====== RECORDS PROVIDED
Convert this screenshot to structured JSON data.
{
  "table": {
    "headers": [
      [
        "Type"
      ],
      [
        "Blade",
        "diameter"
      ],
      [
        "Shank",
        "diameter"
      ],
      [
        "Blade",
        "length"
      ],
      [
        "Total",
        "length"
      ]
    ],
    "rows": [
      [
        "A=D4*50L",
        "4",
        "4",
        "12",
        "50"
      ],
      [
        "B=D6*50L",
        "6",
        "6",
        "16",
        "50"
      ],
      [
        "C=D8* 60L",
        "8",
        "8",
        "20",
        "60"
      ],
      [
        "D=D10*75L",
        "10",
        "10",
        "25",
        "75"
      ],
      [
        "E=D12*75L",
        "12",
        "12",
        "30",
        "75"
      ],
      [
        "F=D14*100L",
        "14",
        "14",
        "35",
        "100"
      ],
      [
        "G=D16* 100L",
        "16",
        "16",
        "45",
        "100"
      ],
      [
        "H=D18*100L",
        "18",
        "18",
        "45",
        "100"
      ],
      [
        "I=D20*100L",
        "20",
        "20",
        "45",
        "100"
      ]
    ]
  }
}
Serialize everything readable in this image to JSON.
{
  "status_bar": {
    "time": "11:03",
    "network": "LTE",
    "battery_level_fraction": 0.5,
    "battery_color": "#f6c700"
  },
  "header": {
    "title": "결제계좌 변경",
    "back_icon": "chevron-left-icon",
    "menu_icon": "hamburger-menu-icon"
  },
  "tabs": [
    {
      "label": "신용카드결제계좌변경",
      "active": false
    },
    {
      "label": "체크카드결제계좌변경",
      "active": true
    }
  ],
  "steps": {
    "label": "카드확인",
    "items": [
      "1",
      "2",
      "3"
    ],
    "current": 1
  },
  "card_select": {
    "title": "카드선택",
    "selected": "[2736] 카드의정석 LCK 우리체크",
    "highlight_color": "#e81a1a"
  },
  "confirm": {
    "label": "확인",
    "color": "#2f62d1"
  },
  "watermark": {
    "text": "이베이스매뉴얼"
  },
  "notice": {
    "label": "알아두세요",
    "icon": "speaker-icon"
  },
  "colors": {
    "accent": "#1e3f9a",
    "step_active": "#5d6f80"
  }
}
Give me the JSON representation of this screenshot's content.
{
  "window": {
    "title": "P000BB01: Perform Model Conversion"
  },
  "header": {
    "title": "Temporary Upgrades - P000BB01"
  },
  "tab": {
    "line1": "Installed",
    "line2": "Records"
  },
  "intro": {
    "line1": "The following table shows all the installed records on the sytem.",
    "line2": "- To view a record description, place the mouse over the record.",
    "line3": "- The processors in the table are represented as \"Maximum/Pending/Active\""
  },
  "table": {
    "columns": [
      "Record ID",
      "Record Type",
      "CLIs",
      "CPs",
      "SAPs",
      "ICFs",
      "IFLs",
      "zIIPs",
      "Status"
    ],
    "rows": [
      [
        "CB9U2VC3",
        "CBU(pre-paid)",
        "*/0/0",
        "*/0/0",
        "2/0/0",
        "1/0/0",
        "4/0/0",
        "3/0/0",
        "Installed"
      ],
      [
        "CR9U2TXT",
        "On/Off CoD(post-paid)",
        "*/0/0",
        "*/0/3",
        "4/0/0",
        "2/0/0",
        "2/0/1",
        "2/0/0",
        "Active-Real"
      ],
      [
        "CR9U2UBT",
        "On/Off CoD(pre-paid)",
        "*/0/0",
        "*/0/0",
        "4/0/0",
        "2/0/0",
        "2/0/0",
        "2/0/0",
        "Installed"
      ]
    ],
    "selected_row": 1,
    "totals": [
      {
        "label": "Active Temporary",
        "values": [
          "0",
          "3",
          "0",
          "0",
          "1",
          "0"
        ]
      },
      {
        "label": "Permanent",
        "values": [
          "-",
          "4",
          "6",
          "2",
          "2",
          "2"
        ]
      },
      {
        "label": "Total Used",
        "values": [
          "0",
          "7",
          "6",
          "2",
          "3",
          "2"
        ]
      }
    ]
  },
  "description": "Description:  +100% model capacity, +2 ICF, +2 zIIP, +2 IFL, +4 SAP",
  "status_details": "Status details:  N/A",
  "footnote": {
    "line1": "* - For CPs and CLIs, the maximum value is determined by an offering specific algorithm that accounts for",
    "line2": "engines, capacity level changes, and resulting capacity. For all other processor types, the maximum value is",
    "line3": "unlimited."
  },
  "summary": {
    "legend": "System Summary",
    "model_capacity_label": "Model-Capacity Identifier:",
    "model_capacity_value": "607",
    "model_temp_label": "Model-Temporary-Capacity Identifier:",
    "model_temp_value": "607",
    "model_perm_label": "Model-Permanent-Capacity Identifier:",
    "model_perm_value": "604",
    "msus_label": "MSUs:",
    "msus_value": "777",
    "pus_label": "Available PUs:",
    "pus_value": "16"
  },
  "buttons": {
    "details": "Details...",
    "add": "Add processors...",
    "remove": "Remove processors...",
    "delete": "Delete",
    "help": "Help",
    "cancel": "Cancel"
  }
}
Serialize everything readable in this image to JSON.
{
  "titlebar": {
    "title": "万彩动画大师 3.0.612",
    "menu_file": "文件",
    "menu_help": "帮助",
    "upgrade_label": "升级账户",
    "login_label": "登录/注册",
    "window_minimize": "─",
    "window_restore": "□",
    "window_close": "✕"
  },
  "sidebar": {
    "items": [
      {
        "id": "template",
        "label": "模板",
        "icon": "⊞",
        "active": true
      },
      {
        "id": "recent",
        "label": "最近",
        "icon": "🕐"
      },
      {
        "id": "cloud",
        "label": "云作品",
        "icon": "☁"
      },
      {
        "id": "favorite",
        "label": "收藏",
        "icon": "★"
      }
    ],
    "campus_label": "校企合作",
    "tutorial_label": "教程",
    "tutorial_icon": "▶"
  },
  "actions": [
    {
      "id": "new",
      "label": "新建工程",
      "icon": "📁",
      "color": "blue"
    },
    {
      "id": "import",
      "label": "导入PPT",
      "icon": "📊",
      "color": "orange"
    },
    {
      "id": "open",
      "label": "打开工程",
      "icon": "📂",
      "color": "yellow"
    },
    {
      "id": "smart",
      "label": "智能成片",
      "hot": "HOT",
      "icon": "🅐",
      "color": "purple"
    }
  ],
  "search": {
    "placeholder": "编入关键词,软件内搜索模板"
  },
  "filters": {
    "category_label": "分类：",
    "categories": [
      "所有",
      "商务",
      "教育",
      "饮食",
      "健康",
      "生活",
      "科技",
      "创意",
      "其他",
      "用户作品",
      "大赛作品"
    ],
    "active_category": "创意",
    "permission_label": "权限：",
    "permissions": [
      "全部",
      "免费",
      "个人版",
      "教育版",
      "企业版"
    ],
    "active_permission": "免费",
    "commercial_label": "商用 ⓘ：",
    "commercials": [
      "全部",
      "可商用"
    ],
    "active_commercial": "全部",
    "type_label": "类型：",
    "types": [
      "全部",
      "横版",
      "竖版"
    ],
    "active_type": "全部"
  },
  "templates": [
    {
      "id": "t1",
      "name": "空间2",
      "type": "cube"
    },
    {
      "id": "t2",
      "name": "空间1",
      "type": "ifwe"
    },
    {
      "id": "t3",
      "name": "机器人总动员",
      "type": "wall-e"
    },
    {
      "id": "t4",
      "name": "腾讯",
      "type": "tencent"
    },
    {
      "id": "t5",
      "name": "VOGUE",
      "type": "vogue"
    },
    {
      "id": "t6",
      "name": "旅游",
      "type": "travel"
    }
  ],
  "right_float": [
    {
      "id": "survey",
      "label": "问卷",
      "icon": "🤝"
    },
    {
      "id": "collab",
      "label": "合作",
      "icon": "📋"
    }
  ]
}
============
Give the number of lines in the records that contain the string "paid", with no other output.

EXERCISE RESULT: 3